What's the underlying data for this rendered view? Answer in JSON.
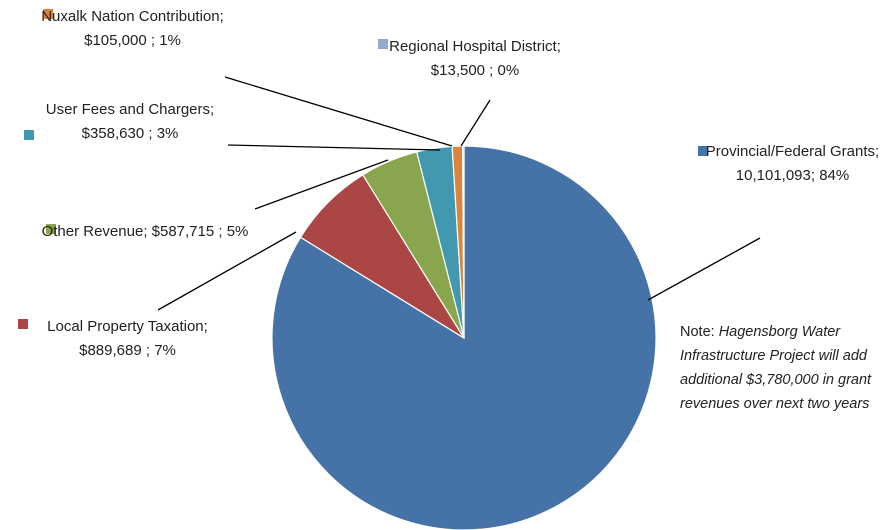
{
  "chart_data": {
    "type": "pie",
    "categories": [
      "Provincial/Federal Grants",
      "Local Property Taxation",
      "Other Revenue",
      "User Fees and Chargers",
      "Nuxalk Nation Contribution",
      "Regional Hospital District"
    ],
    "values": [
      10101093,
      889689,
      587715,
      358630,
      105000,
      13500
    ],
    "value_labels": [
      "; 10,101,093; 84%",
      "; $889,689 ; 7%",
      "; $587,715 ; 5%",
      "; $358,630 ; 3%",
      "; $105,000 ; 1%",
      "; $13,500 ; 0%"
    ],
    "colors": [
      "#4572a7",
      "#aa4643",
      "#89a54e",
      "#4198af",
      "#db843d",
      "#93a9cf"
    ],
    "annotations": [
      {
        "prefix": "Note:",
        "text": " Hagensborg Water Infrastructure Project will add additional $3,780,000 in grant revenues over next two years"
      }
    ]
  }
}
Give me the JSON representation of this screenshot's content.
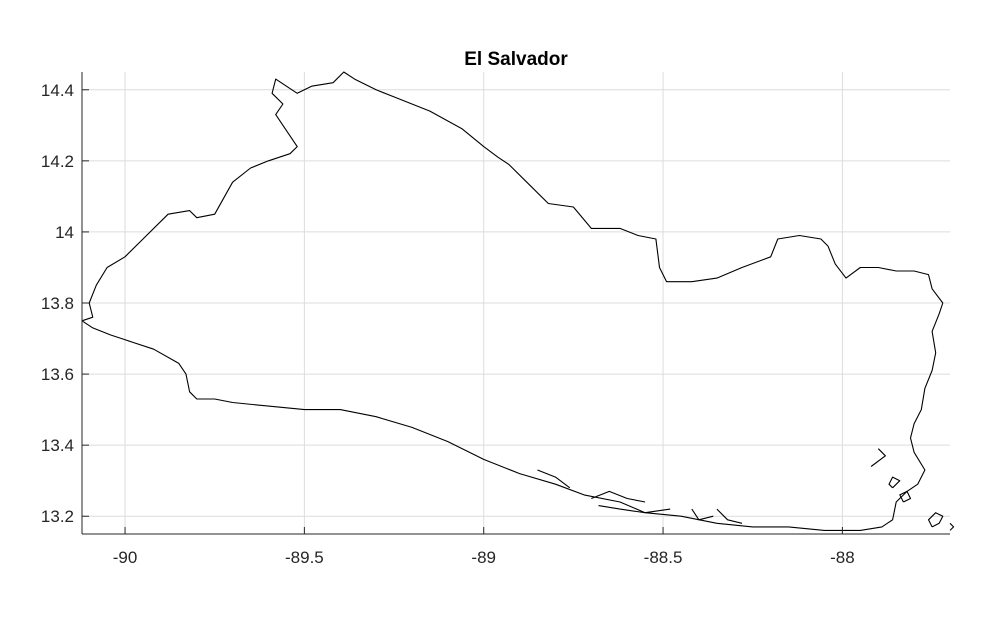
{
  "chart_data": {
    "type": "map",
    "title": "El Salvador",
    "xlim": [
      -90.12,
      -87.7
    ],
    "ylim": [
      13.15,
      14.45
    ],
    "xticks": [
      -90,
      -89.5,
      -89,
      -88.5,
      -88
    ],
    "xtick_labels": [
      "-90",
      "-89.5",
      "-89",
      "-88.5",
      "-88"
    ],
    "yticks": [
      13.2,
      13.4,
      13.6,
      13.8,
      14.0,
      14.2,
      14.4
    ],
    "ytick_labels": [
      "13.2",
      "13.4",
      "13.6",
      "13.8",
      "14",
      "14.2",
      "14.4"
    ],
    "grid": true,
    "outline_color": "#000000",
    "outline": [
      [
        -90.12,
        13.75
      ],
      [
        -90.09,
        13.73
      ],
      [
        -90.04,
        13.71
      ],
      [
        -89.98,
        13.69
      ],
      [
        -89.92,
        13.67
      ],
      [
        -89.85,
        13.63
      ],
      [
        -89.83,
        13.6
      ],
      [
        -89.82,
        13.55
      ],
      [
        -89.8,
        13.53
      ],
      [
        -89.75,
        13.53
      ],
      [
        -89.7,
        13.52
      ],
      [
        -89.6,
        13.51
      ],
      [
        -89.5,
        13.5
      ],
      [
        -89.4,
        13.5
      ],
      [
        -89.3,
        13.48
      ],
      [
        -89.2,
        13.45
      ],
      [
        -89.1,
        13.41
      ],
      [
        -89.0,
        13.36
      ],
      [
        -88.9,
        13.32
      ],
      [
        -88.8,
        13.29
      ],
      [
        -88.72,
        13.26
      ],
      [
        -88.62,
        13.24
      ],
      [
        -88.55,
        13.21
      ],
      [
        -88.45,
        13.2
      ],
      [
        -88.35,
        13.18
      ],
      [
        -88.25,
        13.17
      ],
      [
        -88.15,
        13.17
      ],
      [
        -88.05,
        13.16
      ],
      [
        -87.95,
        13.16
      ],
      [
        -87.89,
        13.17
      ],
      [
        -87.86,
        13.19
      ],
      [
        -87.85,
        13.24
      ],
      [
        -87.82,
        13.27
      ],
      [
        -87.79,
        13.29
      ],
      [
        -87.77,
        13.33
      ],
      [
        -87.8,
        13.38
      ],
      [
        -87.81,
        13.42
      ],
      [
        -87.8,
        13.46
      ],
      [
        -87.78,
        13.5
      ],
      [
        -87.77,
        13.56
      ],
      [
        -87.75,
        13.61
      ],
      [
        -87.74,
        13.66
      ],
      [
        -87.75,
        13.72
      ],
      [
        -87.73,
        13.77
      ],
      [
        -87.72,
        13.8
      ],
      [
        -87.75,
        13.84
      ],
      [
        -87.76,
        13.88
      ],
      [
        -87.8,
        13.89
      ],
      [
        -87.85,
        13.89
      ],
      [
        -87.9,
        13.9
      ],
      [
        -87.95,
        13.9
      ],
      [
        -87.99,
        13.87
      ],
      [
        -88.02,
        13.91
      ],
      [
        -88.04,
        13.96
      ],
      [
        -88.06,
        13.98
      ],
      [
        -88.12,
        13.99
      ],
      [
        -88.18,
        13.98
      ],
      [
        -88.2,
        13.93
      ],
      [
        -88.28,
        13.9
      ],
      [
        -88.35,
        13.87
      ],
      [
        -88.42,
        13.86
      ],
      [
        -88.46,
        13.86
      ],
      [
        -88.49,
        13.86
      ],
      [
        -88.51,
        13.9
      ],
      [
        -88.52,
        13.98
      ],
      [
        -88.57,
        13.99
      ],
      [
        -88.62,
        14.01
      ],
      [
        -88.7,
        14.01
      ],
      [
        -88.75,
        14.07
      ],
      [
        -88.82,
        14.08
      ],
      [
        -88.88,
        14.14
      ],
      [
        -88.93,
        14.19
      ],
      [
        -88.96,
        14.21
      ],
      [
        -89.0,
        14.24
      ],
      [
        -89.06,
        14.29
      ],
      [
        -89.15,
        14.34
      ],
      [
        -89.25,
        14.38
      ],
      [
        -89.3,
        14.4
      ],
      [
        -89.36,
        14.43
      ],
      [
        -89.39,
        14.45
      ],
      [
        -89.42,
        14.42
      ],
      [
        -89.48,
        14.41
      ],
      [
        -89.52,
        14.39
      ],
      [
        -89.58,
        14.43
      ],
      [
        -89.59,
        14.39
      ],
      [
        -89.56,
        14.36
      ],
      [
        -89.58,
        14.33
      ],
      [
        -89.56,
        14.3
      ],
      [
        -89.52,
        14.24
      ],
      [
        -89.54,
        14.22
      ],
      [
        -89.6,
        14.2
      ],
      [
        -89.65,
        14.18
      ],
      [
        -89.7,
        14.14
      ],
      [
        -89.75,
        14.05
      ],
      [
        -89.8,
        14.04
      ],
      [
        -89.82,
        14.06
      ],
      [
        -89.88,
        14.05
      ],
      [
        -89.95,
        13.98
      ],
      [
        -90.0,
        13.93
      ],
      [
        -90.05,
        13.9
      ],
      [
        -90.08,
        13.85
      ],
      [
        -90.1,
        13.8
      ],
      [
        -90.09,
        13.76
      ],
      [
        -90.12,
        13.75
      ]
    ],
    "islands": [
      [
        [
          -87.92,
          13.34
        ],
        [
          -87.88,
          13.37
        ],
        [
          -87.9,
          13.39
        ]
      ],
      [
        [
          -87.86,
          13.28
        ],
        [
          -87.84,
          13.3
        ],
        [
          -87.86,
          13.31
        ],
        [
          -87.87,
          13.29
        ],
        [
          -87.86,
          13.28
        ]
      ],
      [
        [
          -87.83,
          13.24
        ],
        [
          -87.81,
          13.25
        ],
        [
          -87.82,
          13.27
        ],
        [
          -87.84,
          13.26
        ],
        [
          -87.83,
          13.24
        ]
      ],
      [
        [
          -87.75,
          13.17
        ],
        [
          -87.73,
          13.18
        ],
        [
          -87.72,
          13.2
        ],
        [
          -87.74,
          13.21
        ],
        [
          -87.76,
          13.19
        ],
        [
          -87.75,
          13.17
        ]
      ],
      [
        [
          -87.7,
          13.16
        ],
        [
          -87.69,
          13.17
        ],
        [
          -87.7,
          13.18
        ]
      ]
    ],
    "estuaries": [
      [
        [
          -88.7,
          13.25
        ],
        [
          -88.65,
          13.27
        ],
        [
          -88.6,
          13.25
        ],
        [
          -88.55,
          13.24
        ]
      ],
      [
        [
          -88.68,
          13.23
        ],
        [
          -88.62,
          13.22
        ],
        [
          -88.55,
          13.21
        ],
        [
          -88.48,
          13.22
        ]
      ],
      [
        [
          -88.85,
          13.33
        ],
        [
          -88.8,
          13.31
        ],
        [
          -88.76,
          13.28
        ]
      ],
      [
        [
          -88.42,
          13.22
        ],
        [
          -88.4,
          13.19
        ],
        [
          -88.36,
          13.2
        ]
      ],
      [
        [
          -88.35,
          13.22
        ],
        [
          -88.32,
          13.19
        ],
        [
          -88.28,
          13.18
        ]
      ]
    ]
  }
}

### To do
Point out every line holding the string "JSON" and copy it.

### Correct output
What's the underlying data for this rendered view? Answer in JSON.
Give me the JSON representation of this screenshot's content.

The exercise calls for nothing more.